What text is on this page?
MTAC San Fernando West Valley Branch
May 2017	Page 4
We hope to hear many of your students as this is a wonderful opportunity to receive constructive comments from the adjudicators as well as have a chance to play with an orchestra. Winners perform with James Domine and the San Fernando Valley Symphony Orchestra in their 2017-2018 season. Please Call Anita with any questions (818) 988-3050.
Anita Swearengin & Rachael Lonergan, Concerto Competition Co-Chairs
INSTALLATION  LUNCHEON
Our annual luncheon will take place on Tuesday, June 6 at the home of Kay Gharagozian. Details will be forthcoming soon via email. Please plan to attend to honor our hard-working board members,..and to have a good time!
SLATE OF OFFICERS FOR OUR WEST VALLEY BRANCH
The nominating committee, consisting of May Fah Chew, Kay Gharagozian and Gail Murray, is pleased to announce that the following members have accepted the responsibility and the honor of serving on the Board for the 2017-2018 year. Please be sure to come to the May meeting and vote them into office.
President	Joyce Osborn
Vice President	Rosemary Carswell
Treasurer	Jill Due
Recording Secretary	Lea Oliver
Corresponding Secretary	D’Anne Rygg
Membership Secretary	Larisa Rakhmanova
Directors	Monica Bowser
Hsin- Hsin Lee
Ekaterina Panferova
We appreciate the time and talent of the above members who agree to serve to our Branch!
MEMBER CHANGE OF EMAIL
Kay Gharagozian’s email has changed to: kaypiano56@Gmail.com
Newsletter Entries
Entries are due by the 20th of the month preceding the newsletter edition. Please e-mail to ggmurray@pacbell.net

CHALLENGE: Return all the data above once more, precisely as given.

EXERCISE RESPONSE:
What text is on this page?
MTAC San Fernando West Valley Branch
May 2017	Page 4
We hope to hear many of your students as this is a wonderful opportunity to receive constructive comments from the adjudicators as well as have a chance to play with an orchestra. Winners perform with James Domine and the San Fernando Valley Symphony Orchestra in their 2017-2018 season. Please Call Anita with any questions (818) 988-3050.
Anita Swearengin & Rachael Lonergan, Concerto Competition Co-Chairs
INSTALLATION  LUNCHEON
Our annual luncheon will take place on Tuesday, June 6 at the home of Kay Gharagozian. Details will be forthcoming soon via email. Please plan to attend to honor our hard-working board members,..and to have a good time!
SLATE OF OFFICERS FOR OUR WEST VALLEY BRANCH
The nominating committee, consisting of May Fah Chew, Kay Gharagozian and Gail Murray, is pleased to announce that the following members have accepted the responsibility and the honor of serving on the Board for the 2017-2018 year. Please be sure to come to the May meeting and vote them into office.
President	Joyce Osborn
Vice President	Rosemary Carswell
Treasurer	Jill Due
Recording Secretary	Lea Oliver
Corresponding Secretary	D’Anne Rygg
Membership Secretary	Larisa Rakhmanova
Directors	Monica Bowser
Hsin- Hsin Lee
Ekaterina Panferova
We appreciate the time and talent of the above members who agree to serve to our Branch!
MEMBER CHANGE OF EMAIL
Kay Gharagozian’s email has changed to: kaypiano56@Gmail.com
Newsletter Entries
Entries are due by the 20th of the month preceding the newsletter edition. Please e-mail to ggmurray@pacbell.net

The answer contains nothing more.